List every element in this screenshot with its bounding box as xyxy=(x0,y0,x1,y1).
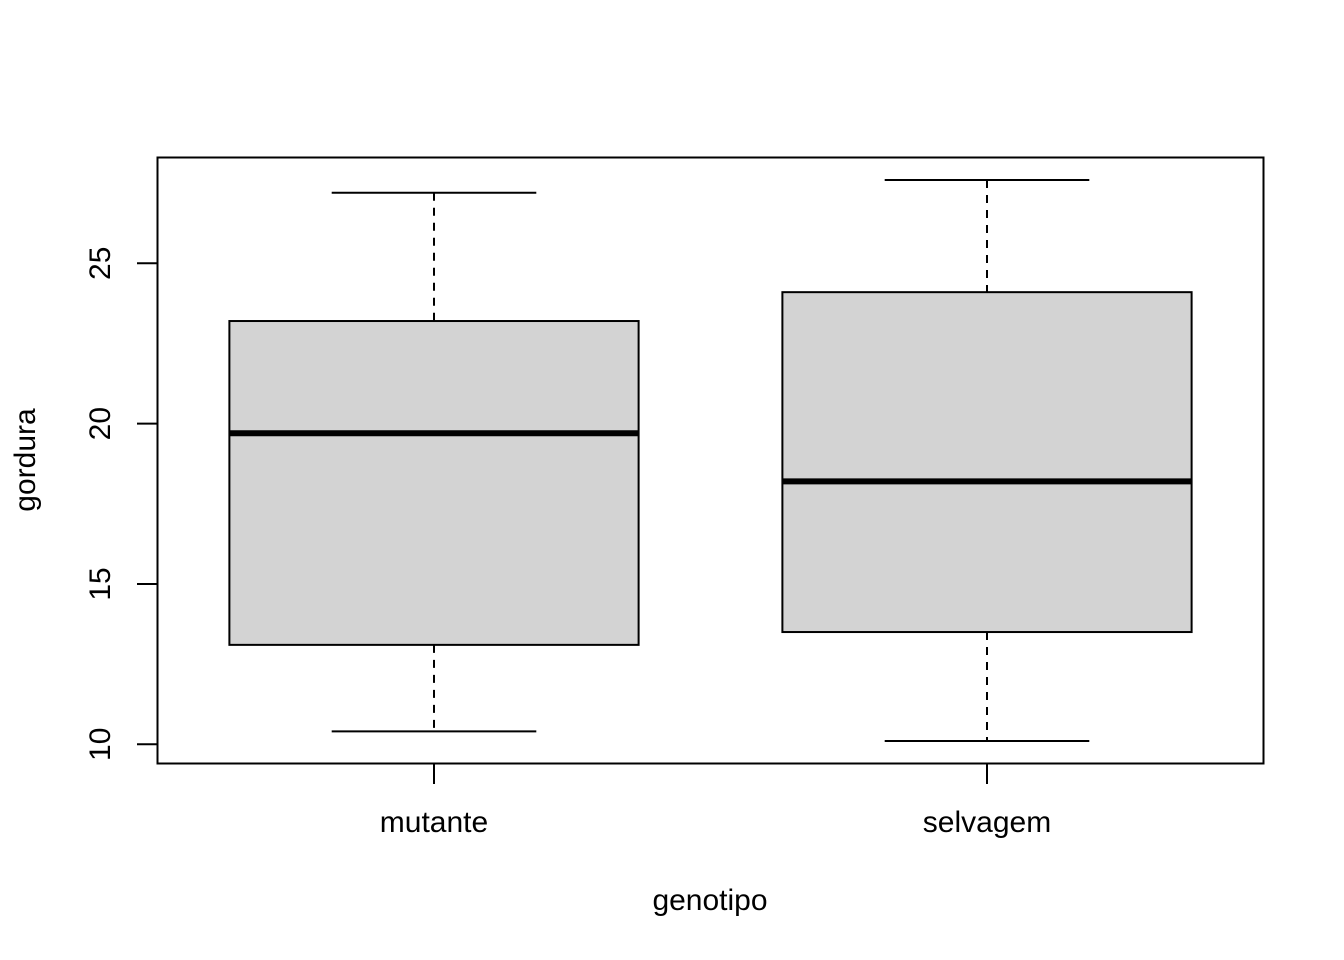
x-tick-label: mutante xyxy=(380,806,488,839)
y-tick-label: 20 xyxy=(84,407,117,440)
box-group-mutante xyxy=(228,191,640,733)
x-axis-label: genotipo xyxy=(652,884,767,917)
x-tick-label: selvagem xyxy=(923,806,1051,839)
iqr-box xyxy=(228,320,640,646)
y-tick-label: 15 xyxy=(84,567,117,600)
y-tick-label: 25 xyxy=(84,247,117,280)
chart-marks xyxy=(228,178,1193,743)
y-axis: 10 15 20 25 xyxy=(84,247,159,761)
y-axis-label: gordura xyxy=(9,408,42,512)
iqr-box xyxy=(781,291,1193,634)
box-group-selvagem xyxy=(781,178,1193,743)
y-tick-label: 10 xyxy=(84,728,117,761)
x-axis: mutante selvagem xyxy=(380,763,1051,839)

──────

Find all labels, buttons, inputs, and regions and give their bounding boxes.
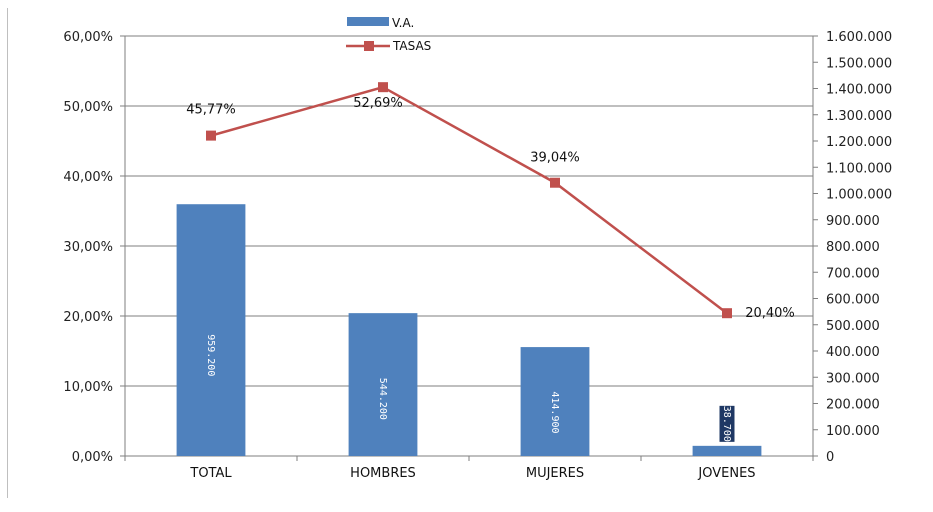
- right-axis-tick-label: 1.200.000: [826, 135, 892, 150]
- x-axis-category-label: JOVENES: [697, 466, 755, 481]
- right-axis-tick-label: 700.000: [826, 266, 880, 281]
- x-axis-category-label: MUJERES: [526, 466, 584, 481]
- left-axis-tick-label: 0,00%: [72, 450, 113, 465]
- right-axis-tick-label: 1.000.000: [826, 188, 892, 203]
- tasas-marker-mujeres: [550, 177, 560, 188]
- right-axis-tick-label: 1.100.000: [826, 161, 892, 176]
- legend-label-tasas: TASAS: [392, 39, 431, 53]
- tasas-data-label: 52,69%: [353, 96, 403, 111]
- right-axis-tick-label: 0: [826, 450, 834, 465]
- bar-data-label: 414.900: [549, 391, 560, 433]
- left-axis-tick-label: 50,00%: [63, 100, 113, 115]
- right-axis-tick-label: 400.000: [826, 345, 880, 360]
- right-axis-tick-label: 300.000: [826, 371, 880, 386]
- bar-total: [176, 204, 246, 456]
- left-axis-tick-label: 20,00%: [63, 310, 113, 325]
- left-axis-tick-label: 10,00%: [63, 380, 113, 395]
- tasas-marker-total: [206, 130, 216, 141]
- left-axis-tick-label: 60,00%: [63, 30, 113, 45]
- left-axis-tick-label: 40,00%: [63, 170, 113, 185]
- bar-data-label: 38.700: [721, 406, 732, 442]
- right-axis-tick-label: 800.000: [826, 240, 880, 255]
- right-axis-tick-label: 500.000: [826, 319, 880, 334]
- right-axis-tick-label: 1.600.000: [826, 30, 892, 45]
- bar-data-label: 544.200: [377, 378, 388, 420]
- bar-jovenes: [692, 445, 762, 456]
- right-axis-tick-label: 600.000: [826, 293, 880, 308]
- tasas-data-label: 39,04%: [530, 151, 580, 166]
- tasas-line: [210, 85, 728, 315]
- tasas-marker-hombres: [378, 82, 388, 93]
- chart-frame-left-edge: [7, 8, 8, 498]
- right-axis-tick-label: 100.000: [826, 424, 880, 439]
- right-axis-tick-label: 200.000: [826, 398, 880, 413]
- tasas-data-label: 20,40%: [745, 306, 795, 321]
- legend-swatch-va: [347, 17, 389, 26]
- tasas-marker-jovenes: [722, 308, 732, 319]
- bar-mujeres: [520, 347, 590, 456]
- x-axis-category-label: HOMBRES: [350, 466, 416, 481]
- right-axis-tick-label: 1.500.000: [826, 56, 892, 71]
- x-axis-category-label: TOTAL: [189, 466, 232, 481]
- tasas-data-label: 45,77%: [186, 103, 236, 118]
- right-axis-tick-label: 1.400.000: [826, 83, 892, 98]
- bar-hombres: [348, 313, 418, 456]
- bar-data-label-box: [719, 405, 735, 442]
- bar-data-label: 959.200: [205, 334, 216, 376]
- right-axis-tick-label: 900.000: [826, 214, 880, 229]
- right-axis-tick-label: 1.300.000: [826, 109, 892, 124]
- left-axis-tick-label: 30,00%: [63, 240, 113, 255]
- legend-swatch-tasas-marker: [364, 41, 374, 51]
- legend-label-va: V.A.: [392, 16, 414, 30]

──────

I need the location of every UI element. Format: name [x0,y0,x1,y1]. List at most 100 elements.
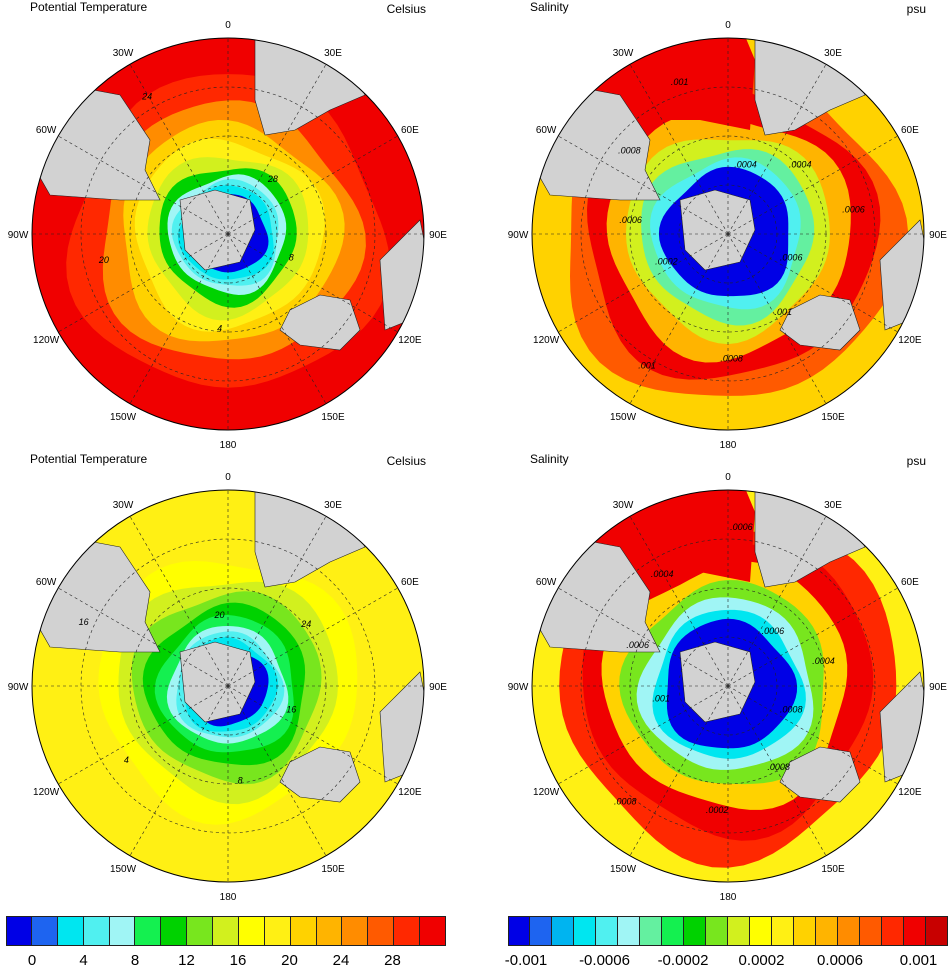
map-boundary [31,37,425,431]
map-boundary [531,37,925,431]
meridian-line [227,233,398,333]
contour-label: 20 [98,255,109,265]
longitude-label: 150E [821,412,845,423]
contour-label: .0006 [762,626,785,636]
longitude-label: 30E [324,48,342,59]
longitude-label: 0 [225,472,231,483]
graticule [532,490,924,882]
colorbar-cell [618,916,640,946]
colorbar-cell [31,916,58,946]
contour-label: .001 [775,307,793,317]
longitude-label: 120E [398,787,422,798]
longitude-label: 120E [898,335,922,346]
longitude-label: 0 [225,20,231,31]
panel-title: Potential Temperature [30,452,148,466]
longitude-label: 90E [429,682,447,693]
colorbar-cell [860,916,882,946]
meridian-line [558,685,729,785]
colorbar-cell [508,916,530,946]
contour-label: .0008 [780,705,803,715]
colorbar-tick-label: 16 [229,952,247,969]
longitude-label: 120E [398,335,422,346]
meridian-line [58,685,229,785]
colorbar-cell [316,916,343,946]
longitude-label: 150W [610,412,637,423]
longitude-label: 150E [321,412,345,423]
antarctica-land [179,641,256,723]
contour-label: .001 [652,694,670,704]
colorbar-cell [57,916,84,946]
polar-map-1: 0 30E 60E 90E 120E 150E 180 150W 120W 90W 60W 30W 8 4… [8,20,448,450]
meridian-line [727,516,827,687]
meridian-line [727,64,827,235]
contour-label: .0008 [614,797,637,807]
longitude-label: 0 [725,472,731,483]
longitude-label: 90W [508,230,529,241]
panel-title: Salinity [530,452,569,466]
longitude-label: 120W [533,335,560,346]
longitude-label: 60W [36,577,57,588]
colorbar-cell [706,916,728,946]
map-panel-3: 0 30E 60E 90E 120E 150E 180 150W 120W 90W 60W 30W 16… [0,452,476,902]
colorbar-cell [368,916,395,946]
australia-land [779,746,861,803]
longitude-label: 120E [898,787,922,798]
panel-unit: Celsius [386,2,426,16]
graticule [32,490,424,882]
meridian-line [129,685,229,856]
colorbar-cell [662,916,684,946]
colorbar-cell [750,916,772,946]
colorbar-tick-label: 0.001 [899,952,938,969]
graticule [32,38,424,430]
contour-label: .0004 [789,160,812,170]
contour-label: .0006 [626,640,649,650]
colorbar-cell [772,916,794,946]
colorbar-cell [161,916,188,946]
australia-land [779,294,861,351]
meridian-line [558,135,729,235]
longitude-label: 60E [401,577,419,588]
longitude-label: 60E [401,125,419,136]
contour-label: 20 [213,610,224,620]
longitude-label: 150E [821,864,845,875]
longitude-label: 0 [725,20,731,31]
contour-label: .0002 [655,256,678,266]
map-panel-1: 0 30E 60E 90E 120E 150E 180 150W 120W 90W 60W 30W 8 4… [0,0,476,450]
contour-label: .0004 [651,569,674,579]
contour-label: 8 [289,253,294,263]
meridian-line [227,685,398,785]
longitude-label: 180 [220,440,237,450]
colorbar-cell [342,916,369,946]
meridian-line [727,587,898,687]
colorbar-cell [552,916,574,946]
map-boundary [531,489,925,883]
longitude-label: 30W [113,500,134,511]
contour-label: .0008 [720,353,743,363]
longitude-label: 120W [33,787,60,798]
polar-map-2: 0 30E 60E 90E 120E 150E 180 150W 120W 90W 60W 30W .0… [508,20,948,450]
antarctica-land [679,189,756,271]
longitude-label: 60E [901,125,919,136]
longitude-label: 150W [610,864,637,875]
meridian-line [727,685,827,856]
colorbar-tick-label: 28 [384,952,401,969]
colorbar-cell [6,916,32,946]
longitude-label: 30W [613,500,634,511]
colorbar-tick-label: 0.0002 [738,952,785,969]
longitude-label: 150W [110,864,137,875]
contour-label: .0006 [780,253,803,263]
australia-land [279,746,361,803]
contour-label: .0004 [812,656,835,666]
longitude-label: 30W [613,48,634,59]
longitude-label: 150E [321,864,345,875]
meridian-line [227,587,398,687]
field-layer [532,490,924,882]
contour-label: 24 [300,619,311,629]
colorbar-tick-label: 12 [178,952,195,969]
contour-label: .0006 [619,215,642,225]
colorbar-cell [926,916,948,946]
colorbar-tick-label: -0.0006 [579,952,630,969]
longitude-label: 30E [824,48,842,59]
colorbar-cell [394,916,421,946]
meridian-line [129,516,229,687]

──────

Update the listing above by replacing "iqr-box" with "quartile-box" and leaving everything else unchanged. Begin at the line that has "x-tick-label: mutante xyxy=(380,806,488,839)", stop after the line that has "chart-marks xyxy=(228,178,1193,743)", and return only those lines.

### Answer to the problem
x-tick-label: mutante xyxy=(380,806,488,839)
y-tick-label: 20 xyxy=(84,407,117,440)
box-group-mutante xyxy=(228,191,640,733)
x-axis-label: genotipo xyxy=(652,884,767,917)
x-tick-label: selvagem xyxy=(923,806,1051,839)
quartile-box xyxy=(228,320,640,646)
y-tick-label: 15 xyxy=(84,567,117,600)
y-tick-label: 25 xyxy=(84,247,117,280)
chart-marks xyxy=(228,178,1193,743)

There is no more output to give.